▸ **SHORT EXERCISE**
Your task is to output the listing word for word, with pictures excluded.

▸ **DATA LISTING**
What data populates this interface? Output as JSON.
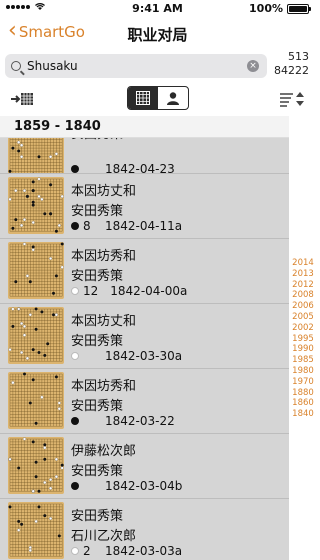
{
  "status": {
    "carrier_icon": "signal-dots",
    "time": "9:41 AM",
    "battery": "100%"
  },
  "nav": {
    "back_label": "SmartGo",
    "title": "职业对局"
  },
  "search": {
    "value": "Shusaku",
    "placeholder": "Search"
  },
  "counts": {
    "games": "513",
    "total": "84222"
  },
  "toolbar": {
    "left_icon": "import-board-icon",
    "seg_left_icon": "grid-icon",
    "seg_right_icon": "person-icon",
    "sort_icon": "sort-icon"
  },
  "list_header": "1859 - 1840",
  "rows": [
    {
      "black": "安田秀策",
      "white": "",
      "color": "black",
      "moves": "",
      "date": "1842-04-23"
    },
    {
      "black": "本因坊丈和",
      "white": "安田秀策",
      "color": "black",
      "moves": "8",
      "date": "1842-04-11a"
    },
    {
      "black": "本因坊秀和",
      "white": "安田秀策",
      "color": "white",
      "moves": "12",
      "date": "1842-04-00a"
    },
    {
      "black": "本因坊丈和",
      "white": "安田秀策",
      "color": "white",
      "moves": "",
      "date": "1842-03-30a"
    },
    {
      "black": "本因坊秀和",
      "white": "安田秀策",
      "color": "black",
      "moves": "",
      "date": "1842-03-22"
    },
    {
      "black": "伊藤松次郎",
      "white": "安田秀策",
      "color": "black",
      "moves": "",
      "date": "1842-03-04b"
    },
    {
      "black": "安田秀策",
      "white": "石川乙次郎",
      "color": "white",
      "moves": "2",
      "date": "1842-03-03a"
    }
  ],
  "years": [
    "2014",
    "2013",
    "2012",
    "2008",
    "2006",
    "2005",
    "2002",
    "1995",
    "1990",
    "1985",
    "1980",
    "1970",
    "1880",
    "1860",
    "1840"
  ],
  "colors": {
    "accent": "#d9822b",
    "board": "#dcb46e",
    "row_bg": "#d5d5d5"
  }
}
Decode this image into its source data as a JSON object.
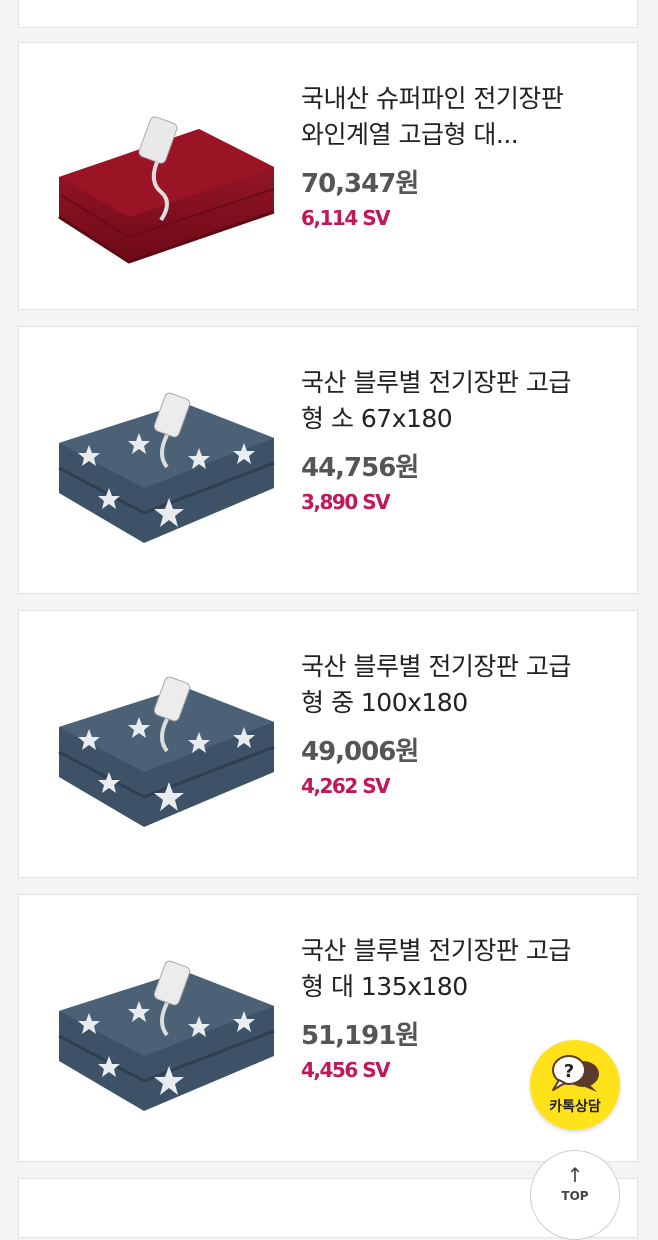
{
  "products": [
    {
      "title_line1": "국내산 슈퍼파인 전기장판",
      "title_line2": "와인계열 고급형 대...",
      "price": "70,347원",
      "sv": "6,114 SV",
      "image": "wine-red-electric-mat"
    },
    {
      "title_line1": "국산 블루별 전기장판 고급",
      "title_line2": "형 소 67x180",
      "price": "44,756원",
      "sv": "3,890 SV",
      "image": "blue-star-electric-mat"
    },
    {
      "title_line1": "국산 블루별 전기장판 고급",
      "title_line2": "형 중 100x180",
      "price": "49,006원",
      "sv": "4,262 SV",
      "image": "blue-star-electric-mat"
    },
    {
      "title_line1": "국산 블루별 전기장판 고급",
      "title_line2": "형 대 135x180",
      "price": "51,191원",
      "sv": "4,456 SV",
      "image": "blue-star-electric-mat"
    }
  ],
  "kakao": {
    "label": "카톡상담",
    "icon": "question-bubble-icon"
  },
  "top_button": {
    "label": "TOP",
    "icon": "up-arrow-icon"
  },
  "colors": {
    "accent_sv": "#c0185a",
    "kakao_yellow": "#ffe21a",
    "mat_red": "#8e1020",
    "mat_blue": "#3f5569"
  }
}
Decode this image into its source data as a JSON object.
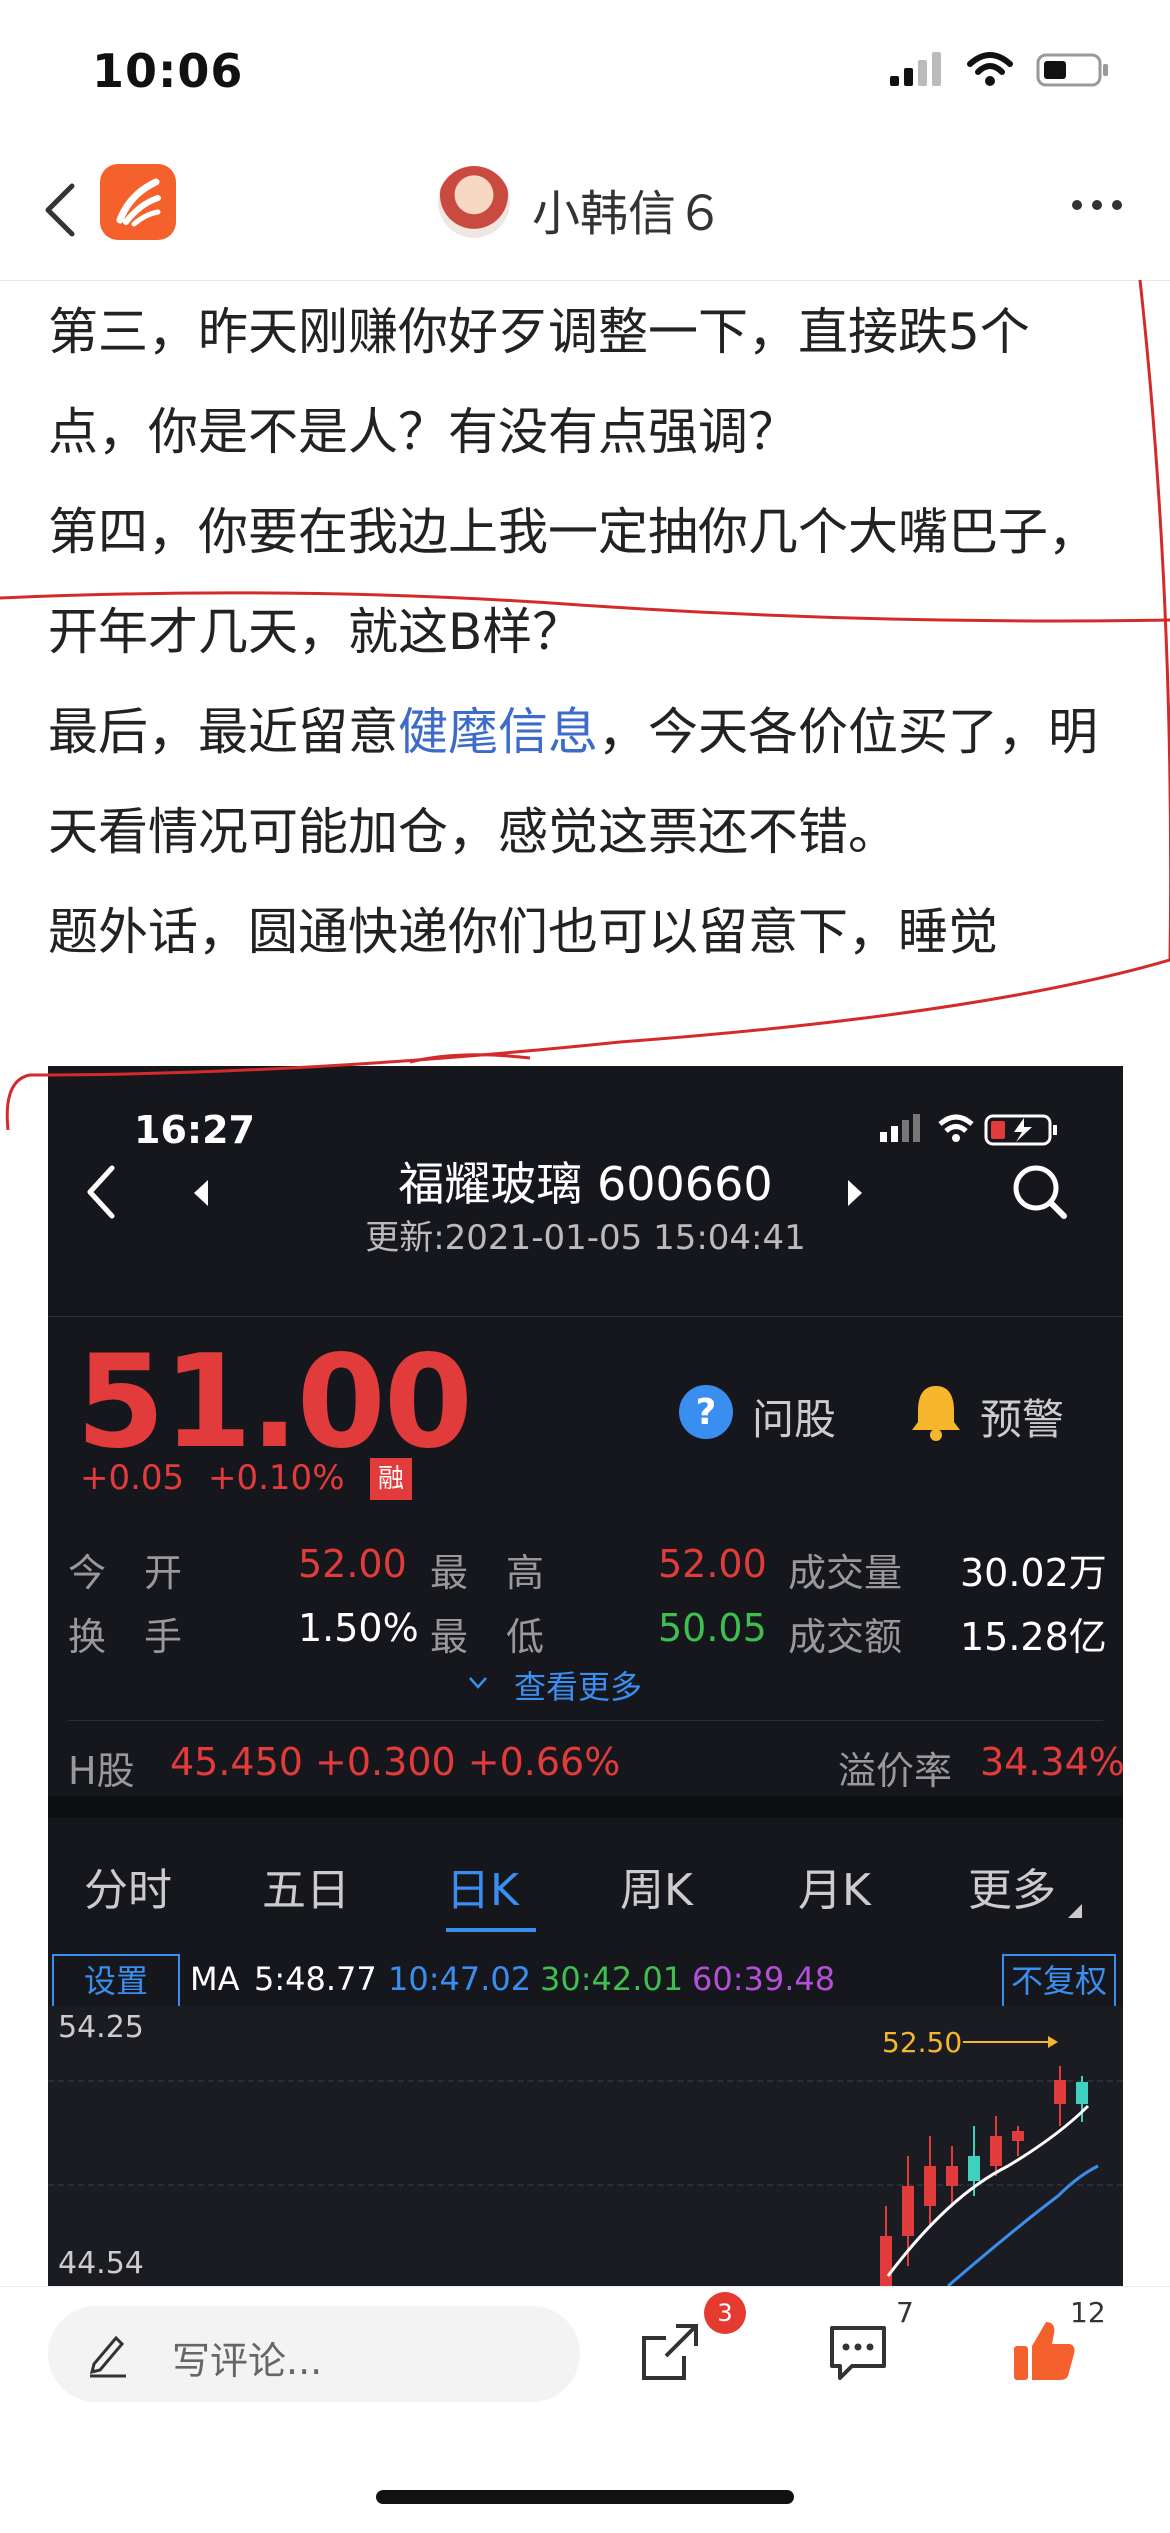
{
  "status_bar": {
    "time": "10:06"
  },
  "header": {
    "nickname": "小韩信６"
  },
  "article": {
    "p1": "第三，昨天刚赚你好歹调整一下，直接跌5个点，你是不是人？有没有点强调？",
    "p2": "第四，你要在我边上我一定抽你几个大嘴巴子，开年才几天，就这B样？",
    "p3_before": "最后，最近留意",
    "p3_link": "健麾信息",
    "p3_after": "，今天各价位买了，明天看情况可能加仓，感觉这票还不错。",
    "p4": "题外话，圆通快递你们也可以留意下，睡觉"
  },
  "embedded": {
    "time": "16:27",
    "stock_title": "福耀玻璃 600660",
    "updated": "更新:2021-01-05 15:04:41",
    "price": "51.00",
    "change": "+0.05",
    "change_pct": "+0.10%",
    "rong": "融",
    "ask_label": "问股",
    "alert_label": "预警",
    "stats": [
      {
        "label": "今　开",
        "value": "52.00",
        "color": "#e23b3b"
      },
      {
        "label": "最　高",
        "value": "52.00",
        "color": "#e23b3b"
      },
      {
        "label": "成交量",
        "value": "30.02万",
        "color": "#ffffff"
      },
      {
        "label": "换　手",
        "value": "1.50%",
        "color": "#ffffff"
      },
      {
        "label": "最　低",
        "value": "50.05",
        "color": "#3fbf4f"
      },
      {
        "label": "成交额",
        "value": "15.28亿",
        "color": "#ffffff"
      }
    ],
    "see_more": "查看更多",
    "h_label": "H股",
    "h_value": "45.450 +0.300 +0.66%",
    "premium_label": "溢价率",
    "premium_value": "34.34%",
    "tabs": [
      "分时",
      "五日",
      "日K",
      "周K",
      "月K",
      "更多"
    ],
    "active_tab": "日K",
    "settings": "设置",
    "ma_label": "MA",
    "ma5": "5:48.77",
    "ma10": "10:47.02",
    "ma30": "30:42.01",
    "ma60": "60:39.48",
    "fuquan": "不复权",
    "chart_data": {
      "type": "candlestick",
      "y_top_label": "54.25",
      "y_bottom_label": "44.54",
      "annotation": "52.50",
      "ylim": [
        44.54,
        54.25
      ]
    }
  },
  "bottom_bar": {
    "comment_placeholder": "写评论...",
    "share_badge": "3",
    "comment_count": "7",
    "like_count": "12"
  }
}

▸ **CORRECT RESPONSE**
What data populates this interface? Output as JSON.
{
  "status": {
    "carrier_icon": "signal-dots",
    "time": "9:41 AM",
    "battery": "100%"
  },
  "nav": {
    "back_label": "SmartGo",
    "title": "职业对局"
  },
  "search": {
    "value": "Shusaku",
    "placeholder": "Search"
  },
  "counts": {
    "games": "513",
    "total": "84222"
  },
  "toolbar": {
    "left_icon": "import-board-icon",
    "seg_left_icon": "grid-icon",
    "seg_right_icon": "person-icon",
    "sort_icon": "sort-icon"
  },
  "list_header": "1859 - 1840",
  "rows": [
    {
      "black": "安田秀策",
      "white": "",
      "color": "black",
      "moves": "",
      "date": "1842-04-23"
    },
    {
      "black": "本因坊丈和",
      "white": "安田秀策",
      "color": "black",
      "moves": "8",
      "date": "1842-04-11a"
    },
    {
      "black": "本因坊秀和",
      "white": "安田秀策",
      "color": "white",
      "moves": "12",
      "date": "1842-04-00a"
    },
    {
      "black": "本因坊丈和",
      "white": "安田秀策",
      "color": "white",
      "moves": "",
      "date": "1842-03-30a"
    },
    {
      "black": "本因坊秀和",
      "white": "安田秀策",
      "color": "black",
      "moves": "",
      "date": "1842-03-22"
    },
    {
      "black": "伊藤松次郎",
      "white": "安田秀策",
      "color": "black",
      "moves": "",
      "date": "1842-03-04b"
    },
    {
      "black": "安田秀策",
      "white": "石川乙次郎",
      "color": "white",
      "moves": "2",
      "date": "1842-03-03a"
    }
  ],
  "years": [
    "2014",
    "2013",
    "2012",
    "2008",
    "2006",
    "2005",
    "2002",
    "1995",
    "1990",
    "1985",
    "1980",
    "1970",
    "1880",
    "1860",
    "1840"
  ],
  "colors": {
    "accent": "#d9822b",
    "board": "#dcb46e",
    "row_bg": "#d5d5d5"
  }
}
Decode this image into its source data as a JSON object.
{
  "products": [
    {
      "title_line1": "국내산 슈퍼파인 전기장판",
      "title_line2": "와인계열 고급형 대...",
      "price": "70,347원",
      "sv": "6,114 SV",
      "image": "wine-red-electric-mat"
    },
    {
      "title_line1": "국산 블루별 전기장판 고급",
      "title_line2": "형 소 67x180",
      "price": "44,756원",
      "sv": "3,890 SV",
      "image": "blue-star-electric-mat"
    },
    {
      "title_line1": "국산 블루별 전기장판 고급",
      "title_line2": "형 중 100x180",
      "price": "49,006원",
      "sv": "4,262 SV",
      "image": "blue-star-electric-mat"
    },
    {
      "title_line1": "국산 블루별 전기장판 고급",
      "title_line2": "형 대 135x180",
      "price": "51,191원",
      "sv": "4,456 SV",
      "image": "blue-star-electric-mat"
    }
  ],
  "kakao": {
    "label": "카톡상담",
    "icon": "question-bubble-icon"
  },
  "top_button": {
    "label": "TOP",
    "icon": "up-arrow-icon"
  },
  "colors": {
    "accent_sv": "#c0185a",
    "kakao_yellow": "#ffe21a",
    "mat_red": "#8e1020",
    "mat_blue": "#3f5569"
  }
}
Decode this image into its source data as a JSON object.
{
  "status_bar": {
    "time": "10:06"
  },
  "header": {
    "nickname": "小韩信６"
  },
  "article": {
    "p1": "第三，昨天刚赚你好歹调整一下，直接跌5个点，你是不是人？有没有点强调？",
    "p2": "第四，你要在我边上我一定抽你几个大嘴巴子，开年才几天，就这B样？",
    "p3_before": "最后，最近留意",
    "p3_link": "健麾信息",
    "p3_after": "，今天各价位买了，明天看情况可能加仓，感觉这票还不错。",
    "p4": "题外话，圆通快递你们也可以留意下，睡觉"
  },
  "embedded": {
    "time": "16:27",
    "stock_title": "福耀玻璃 600660",
    "updated": "更新:2021-01-05 15:04:41",
    "price": "51.00",
    "change": "+0.05",
    "change_pct": "+0.10%",
    "rong": "融",
    "ask_label": "问股",
    "alert_label": "预警",
    "stats": [
      {
        "label": "今　开",
        "value": "52.00",
        "color": "#e23b3b"
      },
      {
        "label": "最　高",
        "value": "52.00",
        "color": "#e23b3b"
      },
      {
        "label": "成交量",
        "value": "30.02万",
        "color": "#ffffff"
      },
      {
        "label": "换　手",
        "value": "1.50%",
        "color": "#ffffff"
      },
      {
        "label": "最　低",
        "value": "50.05",
        "color": "#3fbf4f"
      },
      {
        "label": "成交额",
        "value": "15.28亿",
        "color": "#ffffff"
      }
    ],
    "see_more": "查看更多",
    "h_label": "H股",
    "h_value": "45.450 +0.300 +0.66%",
    "premium_label": "溢价率",
    "premium_value": "34.34%",
    "tabs": [
      "分时",
      "五日",
      "日K",
      "周K",
      "月K",
      "更多"
    ],
    "active_tab": "日K",
    "settings": "设置",
    "ma_label": "MA",
    "ma5": "5:48.77",
    "ma10": "10:47.02",
    "ma30": "30:42.01",
    "ma60": "60:39.48",
    "fuquan": "不复权",
    "chart_data": {
      "type": "candlestick",
      "y_top_label": "54.25",
      "y_bottom_label": "44.54",
      "annotation": "52.50",
      "ylim": [
        44.54,
        54.25
      ]
    }
  },
  "bottom_bar": {
    "comment_placeholder": "写评论...",
    "share_badge": "3",
    "comment_count": "7",
    "like_count": "12"
  }
}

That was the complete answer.